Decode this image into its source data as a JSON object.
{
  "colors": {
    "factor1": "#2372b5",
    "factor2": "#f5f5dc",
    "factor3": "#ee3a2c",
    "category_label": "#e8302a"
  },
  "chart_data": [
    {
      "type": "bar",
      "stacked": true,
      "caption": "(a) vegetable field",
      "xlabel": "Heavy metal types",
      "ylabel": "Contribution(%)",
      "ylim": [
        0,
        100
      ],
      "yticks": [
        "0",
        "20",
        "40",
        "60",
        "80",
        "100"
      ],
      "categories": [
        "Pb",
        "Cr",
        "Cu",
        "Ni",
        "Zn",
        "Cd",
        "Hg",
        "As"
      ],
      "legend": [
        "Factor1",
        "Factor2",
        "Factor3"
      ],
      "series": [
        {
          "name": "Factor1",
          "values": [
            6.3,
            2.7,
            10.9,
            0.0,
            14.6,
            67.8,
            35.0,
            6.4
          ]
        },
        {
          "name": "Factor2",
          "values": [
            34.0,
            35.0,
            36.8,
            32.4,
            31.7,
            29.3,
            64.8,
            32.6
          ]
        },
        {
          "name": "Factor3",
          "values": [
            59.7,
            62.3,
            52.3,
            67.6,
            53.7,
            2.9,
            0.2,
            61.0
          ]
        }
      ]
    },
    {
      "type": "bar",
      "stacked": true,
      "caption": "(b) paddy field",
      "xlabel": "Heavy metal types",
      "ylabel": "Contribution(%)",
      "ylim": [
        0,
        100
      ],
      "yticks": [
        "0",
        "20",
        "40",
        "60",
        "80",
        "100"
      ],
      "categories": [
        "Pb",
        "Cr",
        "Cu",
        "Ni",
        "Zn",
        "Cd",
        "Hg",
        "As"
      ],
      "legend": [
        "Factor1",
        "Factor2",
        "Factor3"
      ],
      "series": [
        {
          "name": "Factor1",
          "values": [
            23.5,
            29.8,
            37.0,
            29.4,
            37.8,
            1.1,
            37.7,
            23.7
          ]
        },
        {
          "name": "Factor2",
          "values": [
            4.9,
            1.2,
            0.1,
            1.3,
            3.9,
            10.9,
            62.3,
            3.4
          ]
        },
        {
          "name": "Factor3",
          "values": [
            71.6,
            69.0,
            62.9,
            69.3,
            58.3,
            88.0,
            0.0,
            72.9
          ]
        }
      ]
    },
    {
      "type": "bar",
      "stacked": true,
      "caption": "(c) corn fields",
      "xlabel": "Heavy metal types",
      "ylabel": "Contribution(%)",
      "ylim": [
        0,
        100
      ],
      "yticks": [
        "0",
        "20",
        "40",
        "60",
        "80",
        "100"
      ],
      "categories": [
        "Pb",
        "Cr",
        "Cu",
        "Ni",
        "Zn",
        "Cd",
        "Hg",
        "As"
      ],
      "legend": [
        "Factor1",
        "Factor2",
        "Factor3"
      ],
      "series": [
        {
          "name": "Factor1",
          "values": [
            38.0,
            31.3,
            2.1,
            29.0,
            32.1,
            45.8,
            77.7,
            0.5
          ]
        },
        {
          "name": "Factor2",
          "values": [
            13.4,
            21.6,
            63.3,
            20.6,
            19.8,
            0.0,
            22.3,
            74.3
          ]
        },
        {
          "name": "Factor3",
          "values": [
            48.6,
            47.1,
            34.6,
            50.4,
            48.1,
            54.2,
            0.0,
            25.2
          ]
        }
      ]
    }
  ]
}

++++++++++++++++++++

*Goal of the exercise*: Write the listing out again, exactly as shown above.

*Task answer*:
Decode this image into its source data as a JSON object.
{
  "colors": {
    "factor1": "#2372b5",
    "factor2": "#f5f5dc",
    "factor3": "#ee3a2c",
    "category_label": "#e8302a"
  },
  "chart_data": [
    {
      "type": "bar",
      "stacked": true,
      "caption": "(a) vegetable field",
      "xlabel": "Heavy metal types",
      "ylabel": "Contribution(%)",
      "ylim": [
        0,
        100
      ],
      "yticks": [
        "0",
        "20",
        "40",
        "60",
        "80",
        "100"
      ],
      "categories": [
        "Pb",
        "Cr",
        "Cu",
        "Ni",
        "Zn",
        "Cd",
        "Hg",
        "As"
      ],
      "legend": [
        "Factor1",
        "Factor2",
        "Factor3"
      ],
      "series": [
        {
          "name": "Factor1",
          "values": [
            6.3,
            2.7,
            10.9,
            0.0,
            14.6,
            67.8,
            35.0,
            6.4
          ]
        },
        {
          "name": "Factor2",
          "values": [
            34.0,
            35.0,
            36.8,
            32.4,
            31.7,
            29.3,
            64.8,
            32.6
          ]
        },
        {
          "name": "Factor3",
          "values": [
            59.7,
            62.3,
            52.3,
            67.6,
            53.7,
            2.9,
            0.2,
            61.0
          ]
        }
      ]
    },
    {
      "type": "bar",
      "stacked": true,
      "caption": "(b) paddy field",
      "xlabel": "Heavy metal types",
      "ylabel": "Contribution(%)",
      "ylim": [
        0,
        100
      ],
      "yticks": [
        "0",
        "20",
        "40",
        "60",
        "80",
        "100"
      ],
      "categories": [
        "Pb",
        "Cr",
        "Cu",
        "Ni",
        "Zn",
        "Cd",
        "Hg",
        "As"
      ],
      "legend": [
        "Factor1",
        "Factor2",
        "Factor3"
      ],
      "series": [
        {
          "name": "Factor1",
          "values": [
            23.5,
            29.8,
            37.0,
            29.4,
            37.8,
            1.1,
            37.7,
            23.7
          ]
        },
        {
          "name": "Factor2",
          "values": [
            4.9,
            1.2,
            0.1,
            1.3,
            3.9,
            10.9,
            62.3,
            3.4
          ]
        },
        {
          "name": "Factor3",
          "values": [
            71.6,
            69.0,
            62.9,
            69.3,
            58.3,
            88.0,
            0.0,
            72.9
          ]
        }
      ]
    },
    {
      "type": "bar",
      "stacked": true,
      "caption": "(c) corn fields",
      "xlabel": "Heavy metal types",
      "ylabel": "Contribution(%)",
      "ylim": [
        0,
        100
      ],
      "yticks": [
        "0",
        "20",
        "40",
        "60",
        "80",
        "100"
      ],
      "categories": [
        "Pb",
        "Cr",
        "Cu",
        "Ni",
        "Zn",
        "Cd",
        "Hg",
        "As"
      ],
      "legend": [
        "Factor1",
        "Factor2",
        "Factor3"
      ],
      "series": [
        {
          "name": "Factor1",
          "values": [
            38.0,
            31.3,
            2.1,
            29.0,
            32.1,
            45.8,
            77.7,
            0.5
          ]
        },
        {
          "name": "Factor2",
          "values": [
            13.4,
            21.6,
            63.3,
            20.6,
            19.8,
            0.0,
            22.3,
            74.3
          ]
        },
        {
          "name": "Factor3",
          "values": [
            48.6,
            47.1,
            34.6,
            50.4,
            48.1,
            54.2,
            0.0,
            25.2
          ]
        }
      ]
    }
  ]
}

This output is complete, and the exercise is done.